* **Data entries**
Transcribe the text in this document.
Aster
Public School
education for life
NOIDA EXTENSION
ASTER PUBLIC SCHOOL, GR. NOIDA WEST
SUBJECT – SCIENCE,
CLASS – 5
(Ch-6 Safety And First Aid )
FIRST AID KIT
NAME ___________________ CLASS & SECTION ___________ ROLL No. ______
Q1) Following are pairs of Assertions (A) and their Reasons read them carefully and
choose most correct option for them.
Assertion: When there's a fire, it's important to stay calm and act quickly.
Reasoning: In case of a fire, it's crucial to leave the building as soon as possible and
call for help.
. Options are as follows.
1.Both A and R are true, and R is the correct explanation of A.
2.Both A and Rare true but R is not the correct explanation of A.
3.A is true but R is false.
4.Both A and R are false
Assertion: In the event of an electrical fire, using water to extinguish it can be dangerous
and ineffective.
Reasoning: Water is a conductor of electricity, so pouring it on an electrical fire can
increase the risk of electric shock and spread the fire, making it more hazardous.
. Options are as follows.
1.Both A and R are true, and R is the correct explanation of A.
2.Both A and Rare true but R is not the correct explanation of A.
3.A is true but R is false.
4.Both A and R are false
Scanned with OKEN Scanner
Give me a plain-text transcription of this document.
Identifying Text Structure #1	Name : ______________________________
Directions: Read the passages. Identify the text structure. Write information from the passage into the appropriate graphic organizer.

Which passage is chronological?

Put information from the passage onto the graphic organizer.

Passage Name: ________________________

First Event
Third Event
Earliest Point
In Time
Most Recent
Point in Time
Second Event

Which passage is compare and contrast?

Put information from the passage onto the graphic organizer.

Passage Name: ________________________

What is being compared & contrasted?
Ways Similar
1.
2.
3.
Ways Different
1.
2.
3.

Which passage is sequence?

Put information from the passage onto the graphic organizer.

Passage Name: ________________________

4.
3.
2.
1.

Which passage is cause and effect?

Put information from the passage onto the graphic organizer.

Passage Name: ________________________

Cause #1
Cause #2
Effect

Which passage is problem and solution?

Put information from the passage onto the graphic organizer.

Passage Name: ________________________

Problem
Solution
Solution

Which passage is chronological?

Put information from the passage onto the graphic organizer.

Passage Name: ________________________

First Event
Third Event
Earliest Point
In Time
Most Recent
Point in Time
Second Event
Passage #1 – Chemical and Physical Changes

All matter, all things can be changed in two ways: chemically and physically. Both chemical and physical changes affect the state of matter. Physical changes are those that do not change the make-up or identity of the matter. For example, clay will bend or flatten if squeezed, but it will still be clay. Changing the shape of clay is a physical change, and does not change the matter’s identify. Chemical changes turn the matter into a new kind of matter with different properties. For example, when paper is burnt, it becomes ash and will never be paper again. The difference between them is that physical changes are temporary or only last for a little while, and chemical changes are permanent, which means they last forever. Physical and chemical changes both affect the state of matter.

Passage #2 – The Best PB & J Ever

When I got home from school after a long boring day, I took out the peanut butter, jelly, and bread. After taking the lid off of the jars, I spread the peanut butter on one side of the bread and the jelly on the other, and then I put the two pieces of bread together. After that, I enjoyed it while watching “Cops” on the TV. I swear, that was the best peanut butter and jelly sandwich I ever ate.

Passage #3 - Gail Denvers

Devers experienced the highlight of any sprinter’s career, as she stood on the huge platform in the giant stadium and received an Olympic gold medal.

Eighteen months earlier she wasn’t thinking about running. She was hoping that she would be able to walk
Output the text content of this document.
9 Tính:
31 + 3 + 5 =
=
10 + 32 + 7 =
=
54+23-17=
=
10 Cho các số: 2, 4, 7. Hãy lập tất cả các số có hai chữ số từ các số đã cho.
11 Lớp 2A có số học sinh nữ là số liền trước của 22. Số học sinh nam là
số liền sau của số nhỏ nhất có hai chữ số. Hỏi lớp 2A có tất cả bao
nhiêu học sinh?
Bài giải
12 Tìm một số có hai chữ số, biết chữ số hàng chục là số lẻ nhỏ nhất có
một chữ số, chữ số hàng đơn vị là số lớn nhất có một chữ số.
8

* **Task details**
Starting from the line with "Output the text content of this document." and ending with the final line of the data, quote every line exactly, both ends included.

* **Full solution**
Output the text content of this document.
9 Tính:
31 + 3 + 5 =
=
10 + 32 + 7 =
=
54+23-17=
=
10 Cho các số: 2, 4, 7. Hãy lập tất cả các số có hai chữ số từ các số đã cho.
11 Lớp 2A có số học sinh nữ là số liền trước của 22. Số học sinh nam là
số liền sau của số nhỏ nhất có hai chữ số. Hỏi lớp 2A có tất cả bao
nhiêu học sinh?
Bài giải
12 Tìm một số có hai chữ số, biết chữ số hàng chục là số lẻ nhỏ nhất có
một chữ số, chữ số hàng đơn vị là số lớn nhất có một chữ số.
8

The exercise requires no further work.